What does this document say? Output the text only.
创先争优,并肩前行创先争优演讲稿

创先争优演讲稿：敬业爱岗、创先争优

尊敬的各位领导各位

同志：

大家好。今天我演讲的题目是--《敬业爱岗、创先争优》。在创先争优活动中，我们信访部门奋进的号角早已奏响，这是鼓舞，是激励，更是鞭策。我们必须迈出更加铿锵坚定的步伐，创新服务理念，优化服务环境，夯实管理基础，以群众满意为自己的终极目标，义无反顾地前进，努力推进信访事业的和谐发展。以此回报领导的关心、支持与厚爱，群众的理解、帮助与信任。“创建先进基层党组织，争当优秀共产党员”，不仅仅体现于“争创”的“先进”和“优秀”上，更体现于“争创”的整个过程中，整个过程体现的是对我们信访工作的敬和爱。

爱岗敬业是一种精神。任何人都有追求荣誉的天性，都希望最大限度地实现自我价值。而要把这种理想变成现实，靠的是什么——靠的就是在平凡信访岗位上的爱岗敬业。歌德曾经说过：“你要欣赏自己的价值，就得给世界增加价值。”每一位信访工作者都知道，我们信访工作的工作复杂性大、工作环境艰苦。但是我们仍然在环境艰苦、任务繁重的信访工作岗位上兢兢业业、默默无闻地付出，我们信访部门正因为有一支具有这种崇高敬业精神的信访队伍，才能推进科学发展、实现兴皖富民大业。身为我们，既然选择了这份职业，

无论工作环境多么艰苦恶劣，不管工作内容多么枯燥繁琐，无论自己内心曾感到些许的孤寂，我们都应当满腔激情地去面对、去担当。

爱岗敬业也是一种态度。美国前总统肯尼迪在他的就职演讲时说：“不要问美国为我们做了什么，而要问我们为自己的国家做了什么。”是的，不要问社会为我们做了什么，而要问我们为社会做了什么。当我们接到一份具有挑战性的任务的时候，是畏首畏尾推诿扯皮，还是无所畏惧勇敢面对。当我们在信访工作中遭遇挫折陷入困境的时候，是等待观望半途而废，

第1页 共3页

+++++

Exercise directions ->
Only lines with the word "创先争优" should be collected from the material.

Solution below ->
创先争优,并肩前行创先争优演讲稿
创先争优演讲稿：敬业爱岗、创先争优
大家好。今天我演讲的题目是--《敬业爱岗、创先争优》。在创先争优活动中，我们信访部门奋进的号角早已奏响，这是鼓舞，是激励，更是鞭策。我们必须迈出更加铿锵坚定的步伐，创新服务理念，优化服务环境，夯实管理基础，以群众满意为自己的终极目标，义无反顾地前进，努力推进信访事业的和谐发展。以此回报领导的关心、支持与厚爱，群众的理解、帮助与信任。“创建先进基层党组织，争当优秀共产党员”，不仅仅体现于“争创”的“先进”和“优秀”上，更体现于“争创”的整个过程中，整个过程体现的是对我们信访工作的敬和爱。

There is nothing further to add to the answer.